The problem → Every line below is to be quoted exactly, with nothing added or dropped.

+++ Input for this task

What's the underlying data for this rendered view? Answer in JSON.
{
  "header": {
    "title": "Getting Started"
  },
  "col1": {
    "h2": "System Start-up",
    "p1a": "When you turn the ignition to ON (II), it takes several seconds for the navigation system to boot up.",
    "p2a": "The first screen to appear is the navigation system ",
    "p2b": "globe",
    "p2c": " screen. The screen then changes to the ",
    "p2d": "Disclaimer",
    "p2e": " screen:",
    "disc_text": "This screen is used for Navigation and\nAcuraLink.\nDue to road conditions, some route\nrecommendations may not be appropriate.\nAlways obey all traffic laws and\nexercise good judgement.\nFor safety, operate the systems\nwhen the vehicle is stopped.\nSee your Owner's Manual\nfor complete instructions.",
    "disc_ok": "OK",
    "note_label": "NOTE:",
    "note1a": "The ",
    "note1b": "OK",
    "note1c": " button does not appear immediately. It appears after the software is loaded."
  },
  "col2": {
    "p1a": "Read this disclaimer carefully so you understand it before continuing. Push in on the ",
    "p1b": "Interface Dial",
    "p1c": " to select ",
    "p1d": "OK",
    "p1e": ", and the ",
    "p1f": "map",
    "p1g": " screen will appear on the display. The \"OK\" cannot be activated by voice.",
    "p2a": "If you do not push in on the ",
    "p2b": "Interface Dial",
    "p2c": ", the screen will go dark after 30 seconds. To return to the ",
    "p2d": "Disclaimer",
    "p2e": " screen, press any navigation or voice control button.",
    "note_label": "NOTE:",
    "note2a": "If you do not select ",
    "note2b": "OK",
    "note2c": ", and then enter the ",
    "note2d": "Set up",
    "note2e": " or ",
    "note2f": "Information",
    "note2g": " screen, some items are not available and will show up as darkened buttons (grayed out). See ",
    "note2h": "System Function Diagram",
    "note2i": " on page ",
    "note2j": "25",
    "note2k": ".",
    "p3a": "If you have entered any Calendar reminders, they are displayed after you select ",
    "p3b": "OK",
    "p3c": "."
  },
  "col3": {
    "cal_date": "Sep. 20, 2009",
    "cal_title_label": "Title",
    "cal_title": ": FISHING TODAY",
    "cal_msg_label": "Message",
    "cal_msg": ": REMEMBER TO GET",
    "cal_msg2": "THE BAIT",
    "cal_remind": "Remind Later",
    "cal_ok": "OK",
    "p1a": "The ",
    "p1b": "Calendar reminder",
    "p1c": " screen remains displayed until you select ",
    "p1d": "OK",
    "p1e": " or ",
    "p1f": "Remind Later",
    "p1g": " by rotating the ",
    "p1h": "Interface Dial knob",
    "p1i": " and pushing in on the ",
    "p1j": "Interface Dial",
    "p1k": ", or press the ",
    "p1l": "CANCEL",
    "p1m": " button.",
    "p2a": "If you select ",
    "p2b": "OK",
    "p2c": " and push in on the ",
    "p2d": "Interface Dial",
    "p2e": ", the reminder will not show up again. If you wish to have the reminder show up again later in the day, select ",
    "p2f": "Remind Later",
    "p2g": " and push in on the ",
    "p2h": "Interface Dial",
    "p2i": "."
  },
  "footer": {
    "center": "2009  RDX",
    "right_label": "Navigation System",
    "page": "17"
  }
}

++++++

Correct output →
What's the underlying data for this rendered view? Answer in JSON.
{
  "header": {
    "title": "Getting Started"
  },
  "col1": {
    "h2": "System Start-up",
    "p1a": "When you turn the ignition to ON (II), it takes several seconds for the navigation system to boot up.",
    "p2a": "The first screen to appear is the navigation system ",
    "p2b": "globe",
    "p2c": " screen. The screen then changes to the ",
    "p2d": "Disclaimer",
    "p2e": " screen:",
    "disc_text": "This screen is used for Navigation and\nAcuraLink.\nDue to road conditions, some route\nrecommendations may not be appropriate.\nAlways obey all traffic laws and\nexercise good judgement.\nFor safety, operate the systems\nwhen the vehicle is stopped.\nSee your Owner's Manual\nfor complete instructions.",
    "disc_ok": "OK",
    "note_label": "NOTE:",
    "note1a": "The ",
    "note1b": "OK",
    "note1c": " button does not appear immediately. It appears after the software is loaded."
  },
  "col2": {
    "p1a": "Read this disclaimer carefully so you understand it before continuing. Push in on the ",
    "p1b": "Interface Dial",
    "p1c": " to select ",
    "p1d": "OK",
    "p1e": ", and the ",
    "p1f": "map",
    "p1g": " screen will appear on the display. The \"OK\" cannot be activated by voice.",
    "p2a": "If you do not push in on the ",
    "p2b": "Interface Dial",
    "p2c": ", the screen will go dark after 30 seconds. To return to the ",
    "p2d": "Disclaimer",
    "p2e": " screen, press any navigation or voice control button.",
    "note_label": "NOTE:",
    "note2a": "If you do not select ",
    "note2b": "OK",
    "note2c": ", and then enter the ",
    "note2d": "Set up",
    "note2e": " or ",
    "note2f": "Information",
    "note2g": " screen, some items are not available and will show up as darkened buttons (grayed out). See ",
    "note2h": "System Function Diagram",
    "note2i": " on page ",
    "note2j": "25",
    "note2k": ".",
    "p3a": "If you have entered any Calendar reminders, they are displayed after you select ",
    "p3b": "OK",
    "p3c": "."
  },
  "col3": {
    "cal_date": "Sep. 20, 2009",
    "cal_title_label": "Title",
    "cal_title": ": FISHING TODAY",
    "cal_msg_label": "Message",
    "cal_msg": ": REMEMBER TO GET",
    "cal_msg2": "THE BAIT",
    "cal_remind": "Remind Later",
    "cal_ok": "OK",
    "p1a": "The ",
    "p1b": "Calendar reminder",
    "p1c": " screen remains displayed until you select ",
    "p1d": "OK",
    "p1e": " or ",
    "p1f": "Remind Later",
    "p1g": " by rotating the ",
    "p1h": "Interface Dial knob",
    "p1i": " and pushing in on the ",
    "p1j": "Interface Dial",
    "p1k": ", or press the ",
    "p1l": "CANCEL",
    "p1m": " button.",
    "p2a": "If you select ",
    "p2b": "OK",
    "p2c": " and push in on the ",
    "p2d": "Interface Dial",
    "p2e": ", the reminder will not show up again. If you wish to have the reminder show up again later in the day, select ",
    "p2f": "Remind Later",
    "p2g": " and push in on the ",
    "p2h": "Interface Dial",
    "p2i": "."
  },
  "footer": {
    "center": "2009  RDX",
    "right_label": "Navigation System",
    "page": "17"
  }
}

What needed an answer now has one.